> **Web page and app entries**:

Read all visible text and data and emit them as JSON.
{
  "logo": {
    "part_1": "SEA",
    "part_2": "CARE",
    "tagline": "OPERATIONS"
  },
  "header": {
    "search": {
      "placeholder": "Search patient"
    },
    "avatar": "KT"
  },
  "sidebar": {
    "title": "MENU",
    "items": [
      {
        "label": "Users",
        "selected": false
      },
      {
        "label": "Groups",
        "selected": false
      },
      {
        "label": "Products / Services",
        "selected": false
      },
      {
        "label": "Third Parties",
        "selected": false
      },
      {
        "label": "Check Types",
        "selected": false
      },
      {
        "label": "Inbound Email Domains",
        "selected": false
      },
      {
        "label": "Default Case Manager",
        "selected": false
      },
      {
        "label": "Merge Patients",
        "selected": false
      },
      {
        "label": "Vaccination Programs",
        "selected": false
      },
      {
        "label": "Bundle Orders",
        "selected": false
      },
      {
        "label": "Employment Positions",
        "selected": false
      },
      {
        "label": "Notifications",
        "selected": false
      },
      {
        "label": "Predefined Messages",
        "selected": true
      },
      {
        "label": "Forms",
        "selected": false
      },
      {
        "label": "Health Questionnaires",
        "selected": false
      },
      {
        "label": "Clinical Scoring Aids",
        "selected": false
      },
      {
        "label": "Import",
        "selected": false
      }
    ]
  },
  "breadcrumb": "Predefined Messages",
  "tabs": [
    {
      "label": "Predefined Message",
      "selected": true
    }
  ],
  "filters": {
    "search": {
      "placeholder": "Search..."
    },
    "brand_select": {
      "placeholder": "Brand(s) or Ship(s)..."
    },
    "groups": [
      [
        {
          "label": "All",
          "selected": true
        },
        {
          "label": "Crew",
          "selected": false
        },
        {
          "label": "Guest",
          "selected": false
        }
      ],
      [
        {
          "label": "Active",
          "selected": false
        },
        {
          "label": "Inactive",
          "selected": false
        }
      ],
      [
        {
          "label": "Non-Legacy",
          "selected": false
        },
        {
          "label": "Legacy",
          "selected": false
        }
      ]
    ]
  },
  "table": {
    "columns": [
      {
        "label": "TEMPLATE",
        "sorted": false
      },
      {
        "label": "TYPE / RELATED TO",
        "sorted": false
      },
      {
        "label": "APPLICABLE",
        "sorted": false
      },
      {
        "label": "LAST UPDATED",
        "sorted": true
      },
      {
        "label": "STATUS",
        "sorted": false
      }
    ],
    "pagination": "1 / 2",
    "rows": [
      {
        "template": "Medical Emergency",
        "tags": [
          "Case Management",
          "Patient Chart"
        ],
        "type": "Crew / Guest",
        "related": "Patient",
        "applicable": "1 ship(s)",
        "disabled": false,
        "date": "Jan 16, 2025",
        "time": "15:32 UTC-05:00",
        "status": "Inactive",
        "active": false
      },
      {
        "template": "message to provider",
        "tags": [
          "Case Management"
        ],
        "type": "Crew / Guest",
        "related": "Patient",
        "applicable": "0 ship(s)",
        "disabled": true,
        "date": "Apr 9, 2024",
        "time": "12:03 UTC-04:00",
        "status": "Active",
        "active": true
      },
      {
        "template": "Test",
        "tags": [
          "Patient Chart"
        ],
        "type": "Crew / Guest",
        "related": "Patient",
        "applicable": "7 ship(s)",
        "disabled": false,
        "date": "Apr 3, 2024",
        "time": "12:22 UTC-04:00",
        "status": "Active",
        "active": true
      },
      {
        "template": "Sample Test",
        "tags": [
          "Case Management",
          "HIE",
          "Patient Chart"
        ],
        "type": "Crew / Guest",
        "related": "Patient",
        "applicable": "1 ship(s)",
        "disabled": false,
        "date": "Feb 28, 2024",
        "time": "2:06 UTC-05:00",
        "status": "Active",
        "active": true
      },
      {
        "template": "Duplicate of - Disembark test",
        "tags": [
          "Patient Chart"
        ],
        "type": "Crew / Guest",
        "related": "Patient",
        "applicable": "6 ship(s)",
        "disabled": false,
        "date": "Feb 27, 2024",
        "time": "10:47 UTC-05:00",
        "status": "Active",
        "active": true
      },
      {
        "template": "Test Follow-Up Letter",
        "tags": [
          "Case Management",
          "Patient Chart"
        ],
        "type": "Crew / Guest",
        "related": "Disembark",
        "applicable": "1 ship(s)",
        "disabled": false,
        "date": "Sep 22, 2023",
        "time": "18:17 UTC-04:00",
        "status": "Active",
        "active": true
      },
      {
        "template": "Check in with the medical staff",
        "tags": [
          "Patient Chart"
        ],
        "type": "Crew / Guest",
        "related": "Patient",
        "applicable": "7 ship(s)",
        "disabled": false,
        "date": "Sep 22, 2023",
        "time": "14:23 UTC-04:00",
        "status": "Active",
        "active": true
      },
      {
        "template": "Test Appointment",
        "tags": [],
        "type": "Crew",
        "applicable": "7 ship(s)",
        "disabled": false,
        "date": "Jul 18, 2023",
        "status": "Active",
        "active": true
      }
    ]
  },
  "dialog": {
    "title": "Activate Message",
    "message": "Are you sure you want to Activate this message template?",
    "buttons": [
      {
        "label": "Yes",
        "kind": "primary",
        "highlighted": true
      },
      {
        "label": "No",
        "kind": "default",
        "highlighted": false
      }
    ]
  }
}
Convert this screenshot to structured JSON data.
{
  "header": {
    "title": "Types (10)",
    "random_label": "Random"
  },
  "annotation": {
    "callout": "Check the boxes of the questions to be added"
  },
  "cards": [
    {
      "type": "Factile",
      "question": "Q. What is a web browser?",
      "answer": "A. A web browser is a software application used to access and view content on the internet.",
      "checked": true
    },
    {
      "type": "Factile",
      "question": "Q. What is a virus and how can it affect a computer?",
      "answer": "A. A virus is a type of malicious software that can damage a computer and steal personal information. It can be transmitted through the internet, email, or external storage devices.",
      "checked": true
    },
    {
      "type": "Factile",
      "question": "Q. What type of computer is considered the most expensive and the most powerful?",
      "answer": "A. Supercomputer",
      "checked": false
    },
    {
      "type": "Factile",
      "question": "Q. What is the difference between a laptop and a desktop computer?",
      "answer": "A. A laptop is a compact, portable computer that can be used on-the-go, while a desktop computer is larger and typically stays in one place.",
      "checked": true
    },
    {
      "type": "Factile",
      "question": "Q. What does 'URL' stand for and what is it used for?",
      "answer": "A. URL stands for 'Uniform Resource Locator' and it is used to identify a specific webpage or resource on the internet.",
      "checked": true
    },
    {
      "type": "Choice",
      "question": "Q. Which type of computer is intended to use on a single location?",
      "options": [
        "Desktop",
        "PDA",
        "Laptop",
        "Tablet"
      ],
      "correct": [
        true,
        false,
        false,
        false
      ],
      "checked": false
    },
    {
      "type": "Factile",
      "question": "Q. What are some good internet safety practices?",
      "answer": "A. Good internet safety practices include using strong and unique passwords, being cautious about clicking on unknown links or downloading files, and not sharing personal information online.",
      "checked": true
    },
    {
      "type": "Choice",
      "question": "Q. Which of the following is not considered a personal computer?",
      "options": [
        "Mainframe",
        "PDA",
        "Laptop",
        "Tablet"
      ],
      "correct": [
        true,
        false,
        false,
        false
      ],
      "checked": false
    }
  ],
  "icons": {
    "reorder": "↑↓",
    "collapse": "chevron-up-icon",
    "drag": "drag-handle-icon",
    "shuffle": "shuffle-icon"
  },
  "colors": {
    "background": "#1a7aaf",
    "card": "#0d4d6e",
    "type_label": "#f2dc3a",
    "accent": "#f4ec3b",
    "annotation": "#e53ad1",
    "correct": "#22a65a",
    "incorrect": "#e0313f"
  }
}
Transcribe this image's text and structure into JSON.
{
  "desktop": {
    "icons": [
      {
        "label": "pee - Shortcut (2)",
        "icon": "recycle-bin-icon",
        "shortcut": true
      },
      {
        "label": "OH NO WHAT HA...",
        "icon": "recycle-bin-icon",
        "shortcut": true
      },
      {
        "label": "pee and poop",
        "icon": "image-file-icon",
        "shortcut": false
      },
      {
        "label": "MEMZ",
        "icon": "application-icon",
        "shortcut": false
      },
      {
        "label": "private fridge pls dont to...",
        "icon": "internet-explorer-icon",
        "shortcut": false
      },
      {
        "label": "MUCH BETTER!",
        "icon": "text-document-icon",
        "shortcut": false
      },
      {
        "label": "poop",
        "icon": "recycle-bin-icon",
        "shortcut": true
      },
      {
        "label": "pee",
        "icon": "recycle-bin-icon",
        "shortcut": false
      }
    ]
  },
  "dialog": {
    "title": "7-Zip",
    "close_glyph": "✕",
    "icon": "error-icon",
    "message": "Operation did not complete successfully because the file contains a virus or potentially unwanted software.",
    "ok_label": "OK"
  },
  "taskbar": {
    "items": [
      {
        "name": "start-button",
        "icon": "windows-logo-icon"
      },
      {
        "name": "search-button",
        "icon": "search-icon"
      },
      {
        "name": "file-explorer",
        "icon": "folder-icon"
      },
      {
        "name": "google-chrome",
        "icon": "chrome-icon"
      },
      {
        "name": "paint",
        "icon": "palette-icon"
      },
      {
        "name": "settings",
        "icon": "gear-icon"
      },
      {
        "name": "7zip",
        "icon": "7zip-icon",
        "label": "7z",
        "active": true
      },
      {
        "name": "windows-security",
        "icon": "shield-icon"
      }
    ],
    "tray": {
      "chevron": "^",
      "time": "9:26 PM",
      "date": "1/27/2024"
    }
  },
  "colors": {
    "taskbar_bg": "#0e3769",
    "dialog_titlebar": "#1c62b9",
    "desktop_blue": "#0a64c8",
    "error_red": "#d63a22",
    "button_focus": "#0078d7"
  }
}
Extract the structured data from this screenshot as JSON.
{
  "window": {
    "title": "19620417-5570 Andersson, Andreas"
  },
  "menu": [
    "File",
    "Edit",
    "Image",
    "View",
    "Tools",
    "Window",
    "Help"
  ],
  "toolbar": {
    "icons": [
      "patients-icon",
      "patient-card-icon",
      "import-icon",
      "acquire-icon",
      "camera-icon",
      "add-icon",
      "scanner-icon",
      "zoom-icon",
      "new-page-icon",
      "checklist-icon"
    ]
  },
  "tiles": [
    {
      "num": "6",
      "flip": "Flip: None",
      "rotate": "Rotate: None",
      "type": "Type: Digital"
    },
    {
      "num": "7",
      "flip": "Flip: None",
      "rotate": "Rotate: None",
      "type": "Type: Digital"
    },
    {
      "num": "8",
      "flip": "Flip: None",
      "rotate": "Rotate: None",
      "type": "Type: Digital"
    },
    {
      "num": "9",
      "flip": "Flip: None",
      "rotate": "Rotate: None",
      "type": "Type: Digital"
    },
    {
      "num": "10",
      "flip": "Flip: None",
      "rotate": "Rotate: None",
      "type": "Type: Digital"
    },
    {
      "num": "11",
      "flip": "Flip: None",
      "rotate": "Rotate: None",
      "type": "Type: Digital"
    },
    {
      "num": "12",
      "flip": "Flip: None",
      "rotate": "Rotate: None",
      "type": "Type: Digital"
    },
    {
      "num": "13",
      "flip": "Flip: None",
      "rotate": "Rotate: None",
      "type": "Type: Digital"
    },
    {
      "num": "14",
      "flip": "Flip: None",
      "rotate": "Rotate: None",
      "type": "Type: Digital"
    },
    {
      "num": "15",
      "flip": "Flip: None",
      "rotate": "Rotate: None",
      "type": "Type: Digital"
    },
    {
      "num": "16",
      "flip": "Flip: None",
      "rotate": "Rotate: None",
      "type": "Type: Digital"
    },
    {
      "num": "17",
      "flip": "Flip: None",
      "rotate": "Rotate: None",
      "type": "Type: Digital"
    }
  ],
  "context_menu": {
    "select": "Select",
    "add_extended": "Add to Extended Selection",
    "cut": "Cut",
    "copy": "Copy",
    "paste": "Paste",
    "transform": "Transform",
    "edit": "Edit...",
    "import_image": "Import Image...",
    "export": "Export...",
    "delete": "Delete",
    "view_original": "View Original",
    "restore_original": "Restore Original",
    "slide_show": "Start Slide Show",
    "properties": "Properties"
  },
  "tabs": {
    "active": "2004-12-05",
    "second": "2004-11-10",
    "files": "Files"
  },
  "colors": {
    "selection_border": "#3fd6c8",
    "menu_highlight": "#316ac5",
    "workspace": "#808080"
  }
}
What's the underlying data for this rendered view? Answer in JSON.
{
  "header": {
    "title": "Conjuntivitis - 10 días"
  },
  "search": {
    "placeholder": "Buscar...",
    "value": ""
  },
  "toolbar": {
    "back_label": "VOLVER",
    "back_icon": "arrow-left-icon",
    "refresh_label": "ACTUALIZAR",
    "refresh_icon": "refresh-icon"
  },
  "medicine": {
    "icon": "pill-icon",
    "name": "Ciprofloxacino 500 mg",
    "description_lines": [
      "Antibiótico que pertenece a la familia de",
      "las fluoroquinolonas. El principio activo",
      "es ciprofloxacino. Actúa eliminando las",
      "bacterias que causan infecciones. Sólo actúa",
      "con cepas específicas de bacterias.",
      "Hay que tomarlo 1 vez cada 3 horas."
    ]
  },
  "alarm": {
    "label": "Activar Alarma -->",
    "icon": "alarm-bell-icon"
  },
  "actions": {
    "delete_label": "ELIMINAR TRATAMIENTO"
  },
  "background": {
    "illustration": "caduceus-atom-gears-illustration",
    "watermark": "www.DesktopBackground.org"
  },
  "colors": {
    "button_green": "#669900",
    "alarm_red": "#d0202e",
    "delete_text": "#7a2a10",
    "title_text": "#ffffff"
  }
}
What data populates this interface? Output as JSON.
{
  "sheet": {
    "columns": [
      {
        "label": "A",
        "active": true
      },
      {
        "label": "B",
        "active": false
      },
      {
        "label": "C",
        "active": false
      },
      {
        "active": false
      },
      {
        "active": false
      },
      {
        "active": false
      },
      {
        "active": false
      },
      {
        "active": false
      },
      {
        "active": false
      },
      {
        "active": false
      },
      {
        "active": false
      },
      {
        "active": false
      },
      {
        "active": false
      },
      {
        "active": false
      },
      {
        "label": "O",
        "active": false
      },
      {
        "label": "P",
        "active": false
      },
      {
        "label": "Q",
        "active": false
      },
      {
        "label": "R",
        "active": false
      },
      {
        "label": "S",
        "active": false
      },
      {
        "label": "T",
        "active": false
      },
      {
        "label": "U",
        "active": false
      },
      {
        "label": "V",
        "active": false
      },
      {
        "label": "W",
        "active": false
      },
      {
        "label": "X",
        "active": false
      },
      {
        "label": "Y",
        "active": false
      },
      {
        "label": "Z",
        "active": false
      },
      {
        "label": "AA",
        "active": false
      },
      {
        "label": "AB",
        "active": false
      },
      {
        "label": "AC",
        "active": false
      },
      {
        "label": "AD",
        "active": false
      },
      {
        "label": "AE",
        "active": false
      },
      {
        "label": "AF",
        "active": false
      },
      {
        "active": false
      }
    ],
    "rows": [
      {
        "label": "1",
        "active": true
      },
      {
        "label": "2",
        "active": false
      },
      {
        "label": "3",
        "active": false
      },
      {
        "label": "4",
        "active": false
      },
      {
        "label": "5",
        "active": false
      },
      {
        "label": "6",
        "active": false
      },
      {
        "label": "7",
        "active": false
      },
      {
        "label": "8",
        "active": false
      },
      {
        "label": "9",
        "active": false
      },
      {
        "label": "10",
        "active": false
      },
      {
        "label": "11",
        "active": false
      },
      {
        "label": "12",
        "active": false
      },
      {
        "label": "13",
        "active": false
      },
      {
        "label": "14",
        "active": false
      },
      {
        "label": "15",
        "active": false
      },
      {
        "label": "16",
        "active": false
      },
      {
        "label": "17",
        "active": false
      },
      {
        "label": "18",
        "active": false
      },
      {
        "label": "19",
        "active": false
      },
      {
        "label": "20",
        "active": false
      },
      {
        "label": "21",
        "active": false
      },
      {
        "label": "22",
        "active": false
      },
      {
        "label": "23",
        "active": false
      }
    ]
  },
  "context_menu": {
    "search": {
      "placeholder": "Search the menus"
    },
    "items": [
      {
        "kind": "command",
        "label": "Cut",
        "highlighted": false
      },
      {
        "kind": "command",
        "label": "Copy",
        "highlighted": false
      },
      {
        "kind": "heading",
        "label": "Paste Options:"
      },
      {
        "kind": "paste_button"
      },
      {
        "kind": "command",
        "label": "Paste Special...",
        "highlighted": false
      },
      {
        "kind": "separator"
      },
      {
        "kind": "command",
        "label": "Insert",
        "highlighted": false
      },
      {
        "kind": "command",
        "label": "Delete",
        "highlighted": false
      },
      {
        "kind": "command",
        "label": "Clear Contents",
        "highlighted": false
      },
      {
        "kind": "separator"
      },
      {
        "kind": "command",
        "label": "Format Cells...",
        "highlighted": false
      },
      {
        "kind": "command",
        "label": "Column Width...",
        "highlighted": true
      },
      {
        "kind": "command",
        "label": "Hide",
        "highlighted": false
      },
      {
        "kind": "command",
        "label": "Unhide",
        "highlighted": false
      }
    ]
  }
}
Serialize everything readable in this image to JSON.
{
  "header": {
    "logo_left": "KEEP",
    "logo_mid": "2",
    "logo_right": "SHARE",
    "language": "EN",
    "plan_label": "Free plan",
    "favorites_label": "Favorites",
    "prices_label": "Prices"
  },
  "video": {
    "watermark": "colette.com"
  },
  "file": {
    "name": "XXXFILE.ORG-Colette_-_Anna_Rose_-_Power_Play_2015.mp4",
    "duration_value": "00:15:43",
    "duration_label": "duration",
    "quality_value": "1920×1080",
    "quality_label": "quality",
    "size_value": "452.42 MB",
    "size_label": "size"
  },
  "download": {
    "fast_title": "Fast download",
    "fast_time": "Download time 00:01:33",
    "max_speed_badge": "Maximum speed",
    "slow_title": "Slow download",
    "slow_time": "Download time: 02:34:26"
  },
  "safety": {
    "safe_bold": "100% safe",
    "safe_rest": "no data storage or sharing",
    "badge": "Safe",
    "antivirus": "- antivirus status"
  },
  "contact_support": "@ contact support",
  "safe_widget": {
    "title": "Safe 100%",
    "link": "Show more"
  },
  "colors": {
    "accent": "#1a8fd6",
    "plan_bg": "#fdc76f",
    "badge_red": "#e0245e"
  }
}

> **Task statement**: From the line that holds "Serialize everything readable" to the last line of the records above, print each line exactly. Add nothing else.

> **Exercise output**:
Serialize everything readable in this image to JSON.
{
  "header": {
    "logo_left": "KEEP",
    "logo_mid": "2",
    "logo_right": "SHARE",
    "language": "EN",
    "plan_label": "Free plan",
    "favorites_label": "Favorites",
    "prices_label": "Prices"
  },
  "video": {
    "watermark": "colette.com"
  },
  "file": {
    "name": "XXXFILE.ORG-Colette_-_Anna_Rose_-_Power_Play_2015.mp4",
    "duration_value": "00:15:43",
    "duration_label": "duration",
    "quality_value": "1920×1080",
    "quality_label": "quality",
    "size_value": "452.42 MB",
    "size_label": "size"
  },
  "download": {
    "fast_title": "Fast download",
    "fast_time": "Download time 00:01:33",
    "max_speed_badge": "Maximum speed",
    "slow_title": "Slow download",
    "slow_time": "Download time: 02:34:26"
  },
  "safety": {
    "safe_bold": "100% safe",
    "safe_rest": "no data storage or sharing",
    "badge": "Safe",
    "antivirus": "- antivirus status"
  },
  "contact_support": "@ contact support",
  "safe_widget": {
    "title": "Safe 100%",
    "link": "Show more"
  },
  "colors": {
    "accent": "#1a8fd6",
    "plan_bg": "#fdc76f",
    "badge_red": "#e0245e"
  }
}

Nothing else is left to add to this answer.